─── Exercise materials ───

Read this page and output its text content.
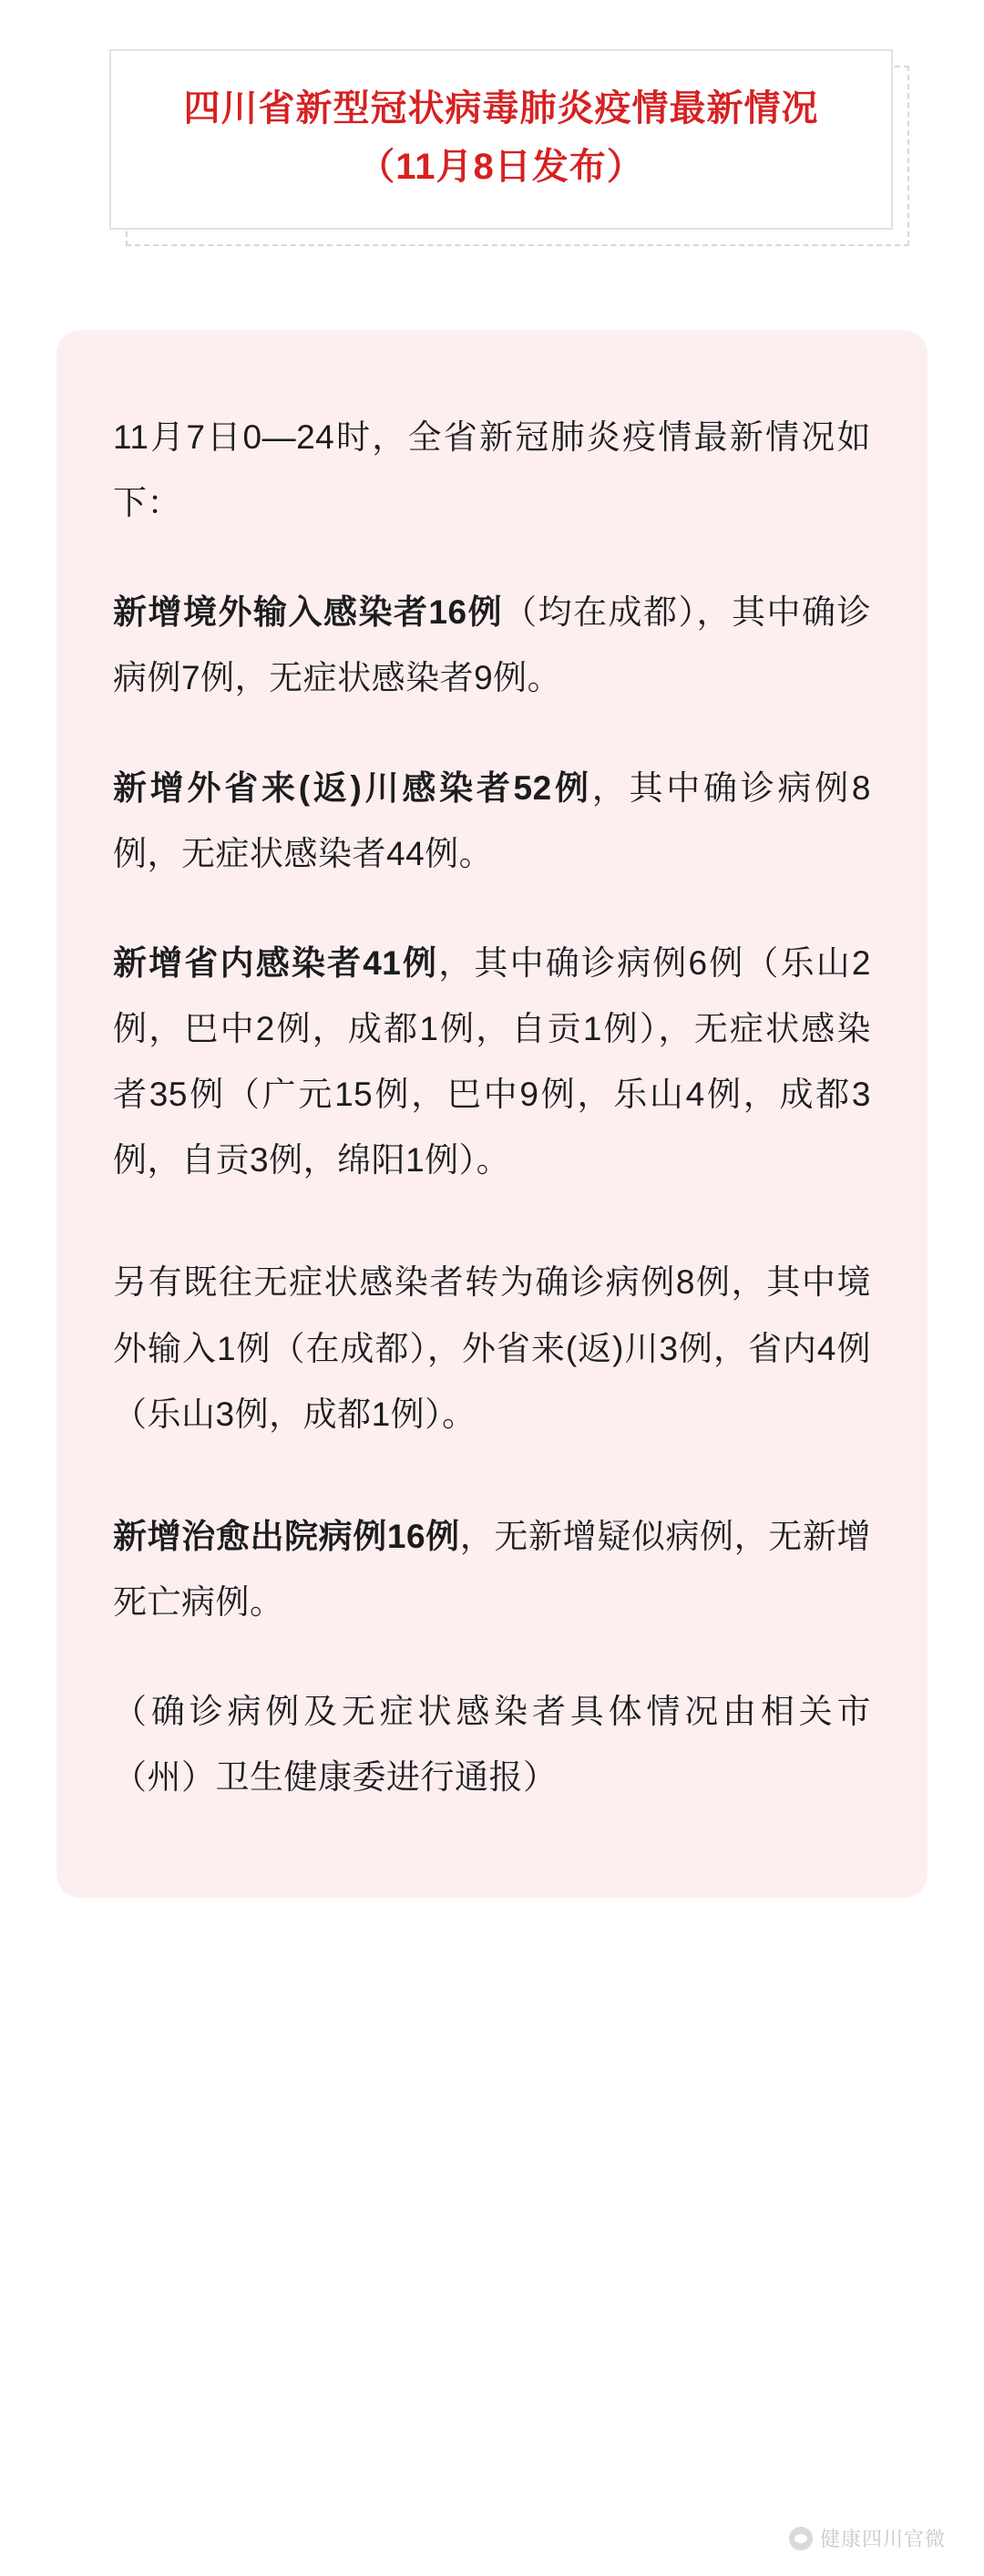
四川省新型冠状病毒肺炎疫情最新情况
（11月8日发布）
11月7日0—24时，全省新冠肺炎疫情最新情况如下：
新增境外输入感染者16例（均在成都），其中确诊病例7例，无症状感染者9例。
新增外省来(返)川感染者52例，其中确诊病例8例，无症状感染者44例。
新增省内感染者41例，其中确诊病例6例（乐山2例，巴中2例，成都1例，自贡1例），无症状感染者35例（广元15例，巴中9例，乐山4例，成都3例，自贡3例，绵阳1例）。
另有既往无症状感染者转为确诊病例8例，其中境外输入1例（在成都），外省来(返)川3例，省内4例（乐山3例，成都1例）。
新增治愈出院病例16例，无新增疑似病例，无新增死亡病例。
（确诊病例及无症状感染者具体情况由相关市（州）卫生健康委进行通报）
健康四川官微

───

What to produce: Quote the preceding listing precisely and completely, omitting its images.

Answer to the task:
Read this page and output its text content.
四川省新型冠状病毒肺炎疫情最新情况
（11月8日发布）
11月7日0—24时，全省新冠肺炎疫情最新情况如下：
新增境外输入感染者16例（均在成都），其中确诊病例7例，无症状感染者9例。
新增外省来(返)川感染者52例，其中确诊病例8例，无症状感染者44例。
新增省内感染者41例，其中确诊病例6例（乐山2例，巴中2例，成都1例，自贡1例），无症状感染者35例（广元15例，巴中9例，乐山4例，成都3例，自贡3例，绵阳1例）。
另有既往无症状感染者转为确诊病例8例，其中境外输入1例（在成都），外省来(返)川3例，省内4例（乐山3例，成都1例）。
新增治愈出院病例16例，无新增疑似病例，无新增死亡病例。
（确诊病例及无症状感染者具体情况由相关市（州）卫生健康委进行通报）
健康四川官微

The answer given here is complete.